Written instruction a: Set down the passage on meeting materials and proxy voting verbatim, beginning at the words "APPROVAL OF MATTERS" and stopping after the words "of the Consolidation Resolution.".

Passage to read:
The Corporation will not pay for an Intermediary to deliver Meeting Materials and voting instruction forms to objecting beneficial owners (“OBOs”). OBOs have objected to their intermediary disclosing ownership information about themselves to the Corporation. Accordingly, OBOs will not receive the Meeting Materials unless their Intermediary assumes the costs of delivery. The Corporation is not relying on the “notice-and-access” delivery procedures outlined in NI 54-101 to distribute copies of the Meeting Materials.
APPROVAL OF MATTERS
The Form of Proxy forwarded to holders of Common Shares affords the shareholder the opportunity to specify the manner in which the proxy nominees are to vote with respect to the Consolidation Resolution (as defined below) by checking the appropriate space in order to indicate whether the Common Shares registered in the shareholder’s name shall be voted “FOR” or “AGAINST” the Consolidation Resolution. In order for the Consolidation Resolution to be approved, a special majority of not less than two thirds of the votes cast must be in favour of the Consolidation Resolution.

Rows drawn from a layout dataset
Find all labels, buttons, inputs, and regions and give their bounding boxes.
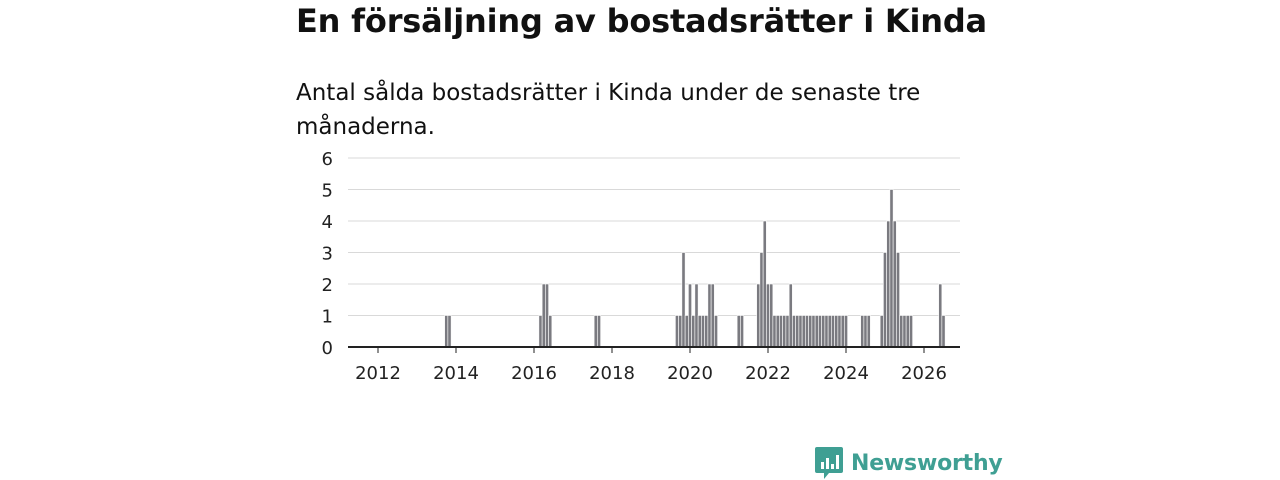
bar (886, 220, 891, 348)
x-tick-label: 2014 (433, 363, 479, 384)
bar (697, 315, 702, 348)
bar (597, 315, 601, 348)
bar (710, 283, 715, 348)
bar-chart: 0 1 2 3 4 5 6 2012 2014 2016 2018 2020 2022 2024 2026 (322, 149, 960, 384)
y-tick-label: 0 (322, 338, 333, 359)
bar (678, 315, 683, 348)
bar (902, 315, 907, 348)
bar (941, 315, 946, 348)
bar (675, 315, 679, 348)
bar (444, 315, 449, 348)
bar (740, 315, 744, 348)
bar (866, 315, 871, 348)
bar (814, 315, 819, 348)
bar (775, 315, 780, 348)
bar (766, 283, 770, 348)
bar (811, 315, 816, 348)
bar (834, 315, 839, 348)
bar (541, 283, 546, 348)
bar (704, 315, 709, 348)
chart-subtitle: Antal sålda bostadsrätter i Kinda under … (296, 80, 921, 140)
bar (707, 283, 712, 348)
y-tick-label: 1 (322, 307, 333, 328)
bar (714, 315, 718, 348)
newsworthy-brand: Newsworthy (814, 446, 1003, 480)
x-tick-label: 2022 (745, 363, 791, 384)
bar (818, 315, 822, 348)
bar (701, 315, 705, 348)
bar (863, 315, 868, 348)
bar (889, 189, 894, 348)
bar (538, 315, 543, 348)
x-tick-label: 2016 (511, 363, 557, 384)
y-tick-label: 5 (322, 181, 333, 202)
bar (831, 315, 835, 348)
bar (837, 315, 842, 348)
bar (808, 315, 813, 348)
y-tick-label: 6 (322, 149, 333, 170)
x-tick-label: 2020 (667, 363, 713, 384)
bar (805, 315, 809, 348)
bar (909, 315, 913, 348)
bar (824, 315, 829, 348)
y-tick-label: 2 (322, 275, 333, 296)
bar (688, 283, 692, 348)
bar (795, 315, 800, 348)
bar (938, 283, 943, 348)
bar (860, 315, 865, 348)
bar (827, 315, 832, 348)
bar (772, 315, 777, 348)
bar (782, 315, 787, 348)
bar (548, 315, 553, 348)
bar (447, 315, 452, 348)
bar (736, 315, 741, 348)
bar (691, 315, 696, 348)
bar (899, 315, 904, 348)
x-tick-label: 2018 (589, 363, 635, 384)
bar (879, 315, 884, 348)
x-tick-label: 2024 (823, 363, 869, 384)
bar (798, 315, 803, 348)
bar (785, 315, 790, 348)
bar (844, 315, 848, 348)
bar (792, 315, 796, 348)
bar (896, 252, 900, 348)
y-tick-label: 4 (322, 212, 333, 233)
bar (694, 283, 699, 348)
x-tick-label: 2012 (355, 363, 401, 384)
bar (788, 283, 793, 348)
bar (545, 283, 549, 348)
brand-name: Newsworthy (851, 450, 1003, 476)
bar (762, 220, 767, 348)
bar (840, 315, 845, 348)
bar (892, 220, 897, 348)
bar (905, 315, 910, 348)
bar (821, 315, 826, 348)
bar (684, 315, 689, 348)
chart-title: En försäljning av bostadsrätter i Kinda (296, 2, 987, 40)
bar (759, 252, 764, 348)
newsworthy-logo-icon (815, 447, 843, 479)
bar (779, 315, 783, 348)
bar (593, 315, 598, 348)
bar (801, 315, 806, 348)
bar (681, 252, 686, 348)
bar (769, 283, 774, 348)
bar (883, 252, 887, 348)
y-tick-label: 3 (322, 244, 333, 265)
x-tick-label: 2026 (901, 363, 947, 384)
bar (756, 283, 761, 348)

Written instruction b: From the listing, extract the lines verbatim, beginning at the line that has "bar (886, 220, 891, 348)" and stopping after the line that has "bar (704, 315, 709, 348)".

Final result a:
APPROVAL OF MATTERS
The Form of Proxy forwarded to holders of Common Shares affords the shareholder the opportunity to specify the manner in which the proxy nominees are to vote with respect to the Consolidation Resolution (as defined below) by checking the appropriate space in order to indicate whether the Common Shares registered in the shareholder’s name shall be voted “FOR” or “AGAINST” the Consolidation Resolution. In order for the Consolidation Resolution to be approved, a special majority of not less than two thirds of the votes cast must be in favour of the Consolidation Resolution.

Final result b:
bar (886, 220, 891, 348)
x-tick-label: 2014 (433, 363, 479, 384)
bar (697, 315, 702, 348)
bar (597, 315, 601, 348)
bar (710, 283, 715, 348)
bar-chart: 0 1 2 3 4 5 6 2012 2014 2016 2018 2020 2022 2024 2026 (322, 149, 960, 384)
y-tick-label: 0 (322, 338, 333, 359)
bar (678, 315, 683, 348)
bar (902, 315, 907, 348)
bar (941, 315, 946, 348)
bar (675, 315, 679, 348)
bar (444, 315, 449, 348)
bar (740, 315, 744, 348)
bar (866, 315, 871, 348)
bar (814, 315, 819, 348)
bar (775, 315, 780, 348)
bar (766, 283, 770, 348)
bar (811, 315, 816, 348)
bar (834, 315, 839, 348)
bar (541, 283, 546, 348)
bar (704, 315, 709, 348)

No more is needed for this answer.